* _Brief_: Retype the data below without altering anything.

__________________________________________________

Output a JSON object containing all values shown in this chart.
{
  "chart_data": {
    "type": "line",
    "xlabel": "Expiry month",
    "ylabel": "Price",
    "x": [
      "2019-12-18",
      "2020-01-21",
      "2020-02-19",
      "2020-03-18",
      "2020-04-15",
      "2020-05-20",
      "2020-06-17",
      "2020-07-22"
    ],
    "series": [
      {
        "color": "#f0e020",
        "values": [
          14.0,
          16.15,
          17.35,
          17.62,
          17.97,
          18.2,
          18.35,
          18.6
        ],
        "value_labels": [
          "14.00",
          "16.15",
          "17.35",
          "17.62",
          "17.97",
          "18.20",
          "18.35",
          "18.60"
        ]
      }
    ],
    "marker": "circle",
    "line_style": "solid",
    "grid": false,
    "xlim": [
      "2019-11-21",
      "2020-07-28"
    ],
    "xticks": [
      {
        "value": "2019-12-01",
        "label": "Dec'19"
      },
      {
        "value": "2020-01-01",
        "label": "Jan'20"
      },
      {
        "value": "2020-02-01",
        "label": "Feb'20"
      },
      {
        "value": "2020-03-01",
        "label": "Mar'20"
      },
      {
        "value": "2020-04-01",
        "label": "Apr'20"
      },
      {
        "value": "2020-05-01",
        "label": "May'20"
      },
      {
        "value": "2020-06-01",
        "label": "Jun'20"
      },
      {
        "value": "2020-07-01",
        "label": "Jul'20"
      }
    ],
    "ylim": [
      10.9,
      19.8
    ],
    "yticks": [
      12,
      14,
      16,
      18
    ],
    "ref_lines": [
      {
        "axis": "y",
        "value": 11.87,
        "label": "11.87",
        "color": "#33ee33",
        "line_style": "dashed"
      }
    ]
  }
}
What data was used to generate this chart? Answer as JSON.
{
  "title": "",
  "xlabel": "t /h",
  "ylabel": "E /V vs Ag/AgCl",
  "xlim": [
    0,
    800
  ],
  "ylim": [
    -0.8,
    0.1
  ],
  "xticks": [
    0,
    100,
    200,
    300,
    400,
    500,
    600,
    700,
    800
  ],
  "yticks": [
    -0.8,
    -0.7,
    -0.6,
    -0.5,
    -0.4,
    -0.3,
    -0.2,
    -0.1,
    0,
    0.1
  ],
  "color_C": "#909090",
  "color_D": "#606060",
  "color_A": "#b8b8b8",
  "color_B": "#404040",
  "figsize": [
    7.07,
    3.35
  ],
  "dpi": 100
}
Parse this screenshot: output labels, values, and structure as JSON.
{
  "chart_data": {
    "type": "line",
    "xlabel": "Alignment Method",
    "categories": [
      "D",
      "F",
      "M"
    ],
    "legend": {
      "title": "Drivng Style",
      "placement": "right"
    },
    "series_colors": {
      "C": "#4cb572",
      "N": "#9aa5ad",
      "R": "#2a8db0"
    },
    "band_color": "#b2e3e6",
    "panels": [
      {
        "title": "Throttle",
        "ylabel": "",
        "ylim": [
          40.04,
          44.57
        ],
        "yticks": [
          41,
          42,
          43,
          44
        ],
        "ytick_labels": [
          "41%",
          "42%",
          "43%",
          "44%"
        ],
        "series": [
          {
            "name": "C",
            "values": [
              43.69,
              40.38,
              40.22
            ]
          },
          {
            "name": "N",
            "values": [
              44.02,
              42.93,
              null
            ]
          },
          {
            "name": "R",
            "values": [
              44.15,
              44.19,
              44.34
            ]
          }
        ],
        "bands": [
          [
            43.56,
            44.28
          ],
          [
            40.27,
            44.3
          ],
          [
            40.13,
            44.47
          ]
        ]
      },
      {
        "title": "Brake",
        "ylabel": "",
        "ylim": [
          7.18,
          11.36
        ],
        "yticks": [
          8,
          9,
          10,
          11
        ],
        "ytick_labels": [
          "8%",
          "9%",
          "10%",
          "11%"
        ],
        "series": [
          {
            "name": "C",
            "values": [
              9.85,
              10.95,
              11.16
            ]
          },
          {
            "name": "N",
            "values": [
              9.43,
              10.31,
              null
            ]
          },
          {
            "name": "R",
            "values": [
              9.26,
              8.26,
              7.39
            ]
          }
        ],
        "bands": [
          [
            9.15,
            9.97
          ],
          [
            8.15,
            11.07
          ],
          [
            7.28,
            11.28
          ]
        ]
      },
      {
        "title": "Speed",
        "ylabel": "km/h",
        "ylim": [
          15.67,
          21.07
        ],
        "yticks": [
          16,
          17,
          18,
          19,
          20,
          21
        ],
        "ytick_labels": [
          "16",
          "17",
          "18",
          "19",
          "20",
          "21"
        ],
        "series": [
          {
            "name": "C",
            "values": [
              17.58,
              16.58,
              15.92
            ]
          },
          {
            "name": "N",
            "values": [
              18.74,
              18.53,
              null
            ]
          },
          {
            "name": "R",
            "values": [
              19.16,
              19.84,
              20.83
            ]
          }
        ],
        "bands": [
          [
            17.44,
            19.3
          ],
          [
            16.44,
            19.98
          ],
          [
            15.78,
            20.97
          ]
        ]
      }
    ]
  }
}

__________________________________________________

* _Completed task_:
Output a JSON object containing all values shown in this chart.
{
  "chart_data": {
    "type": "line",
    "xlabel": "Expiry month",
    "ylabel": "Price",
    "x": [
      "2019-12-18",
      "2020-01-21",
      "2020-02-19",
      "2020-03-18",
      "2020-04-15",
      "2020-05-20",
      "2020-06-17",
      "2020-07-22"
    ],
    "series": [
      {
        "color": "#f0e020",
        "values": [
          14.0,
          16.15,
          17.35,
          17.62,
          17.97,
          18.2,
          18.35,
          18.6
        ],
        "value_labels": [
          "14.00",
          "16.15",
          "17.35",
          "17.62",
          "17.97",
          "18.20",
          "18.35",
          "18.60"
        ]
      }
    ],
    "marker": "circle",
    "line_style": "solid",
    "grid": false,
    "xlim": [
      "2019-11-21",
      "2020-07-28"
    ],
    "xticks": [
      {
        "value": "2019-12-01",
        "label": "Dec'19"
      },
      {
        "value": "2020-01-01",
        "label": "Jan'20"
      },
      {
        "value": "2020-02-01",
        "label": "Feb'20"
      },
      {
        "value": "2020-03-01",
        "label": "Mar'20"
      },
      {
        "value": "2020-04-01",
        "label": "Apr'20"
      },
      {
        "value": "2020-05-01",
        "label": "May'20"
      },
      {
        "value": "2020-06-01",
        "label": "Jun'20"
      },
      {
        "value": "2020-07-01",
        "label": "Jul'20"
      }
    ],
    "ylim": [
      10.9,
      19.8
    ],
    "yticks": [
      12,
      14,
      16,
      18
    ],
    "ref_lines": [
      {
        "axis": "y",
        "value": 11.87,
        "label": "11.87",
        "color": "#33ee33",
        "line_style": "dashed"
      }
    ]
  }
}
What data was used to generate this chart? Answer as JSON.
{
  "title": "",
  "xlabel": "t /h",
  "ylabel": "E /V vs Ag/AgCl",
  "xlim": [
    0,
    800
  ],
  "ylim": [
    -0.8,
    0.1
  ],
  "xticks": [
    0,
    100,
    200,
    300,
    400,
    500,
    600,
    700,
    800
  ],
  "yticks": [
    -0.8,
    -0.7,
    -0.6,
    -0.5,
    -0.4,
    -0.3,
    -0.2,
    -0.1,
    0,
    0.1
  ],
  "color_C": "#909090",
  "color_D": "#606060",
  "color_A": "#b8b8b8",
  "color_B": "#404040",
  "figsize": [
    7.07,
    3.35
  ],
  "dpi": 100
}
Parse this screenshot: output labels, values, and structure as JSON.
{
  "chart_data": {
    "type": "line",
    "xlabel": "Alignment Method",
    "categories": [
      "D",
      "F",
      "M"
    ],
    "legend": {
      "title": "Drivng Style",
      "placement": "right"
    },
    "series_colors": {
      "C": "#4cb572",
      "N": "#9aa5ad",
      "R": "#2a8db0"
    },
    "band_color": "#b2e3e6",
    "panels": [
      {
        "title": "Throttle",
        "ylabel": "",
        "ylim": [
          40.04,
          44.57
        ],
        "yticks": [
          41,
          42,
          43,
          44
        ],
        "ytick_labels": [
          "41%",
          "42%",
          "43%",
          "44%"
        ],
        "series": [
          {
            "name": "C",
            "values": [
              43.69,
              40.38,
              40.22
            ]
          },
          {
            "name": "N",
            "values": [
              44.02,
              42.93,
              null
            ]
          },
          {
            "name": "R",
            "values": [
              44.15,
              44.19,
              44.34
            ]
          }
        ],
        "bands": [
          [
            43.56,
            44.28
          ],
          [
            40.27,
            44.3
          ],
          [
            40.13,
            44.47
          ]
        ]
      },
      {
        "title": "Brake",
        "ylabel": "",
        "ylim": [
          7.18,
          11.36
        ],
        "yticks": [
          8,
          9,
          10,
          11
        ],
        "ytick_labels": [
          "8%",
          "9%",
          "10%",
          "11%"
        ],
        "series": [
          {
            "name": "C",
            "values": [
              9.85,
              10.95,
              11.16
            ]
          },
          {
            "name": "N",
            "values": [
              9.43,
              10.31,
              null
            ]
          },
          {
            "name": "R",
            "values": [
              9.26,
              8.26,
              7.39
            ]
          }
        ],
        "bands": [
          [
            9.15,
            9.97
          ],
          [
            8.15,
            11.07
          ],
          [
            7.28,
            11.28
          ]
        ]
      },
      {
        "title": "Speed",
        "ylabel": "km/h",
        "ylim": [
          15.67,
          21.07
        ],
        "yticks": [
          16,
          17,
          18,
          19,
          20,
          21
        ],
        "ytick_labels": [
          "16",
          "17",
          "18",
          "19",
          "20",
          "21"
        ],
        "series": [
          {
            "name": "C",
            "values": [
              17.58,
              16.58,
              15.92
            ]
          },
          {
            "name": "N",
            "values": [
              18.74,
              18.53,
              null
            ]
          },
          {
            "name": "R",
            "values": [
              19.16,
              19.84,
              20.83
            ]
          }
        ],
        "bands": [
          [
            17.44,
            19.3
          ],
          [
            16.44,
            19.98
          ],
          [
            15.78,
            20.97
          ]
        ]
      }
    ]
  }
}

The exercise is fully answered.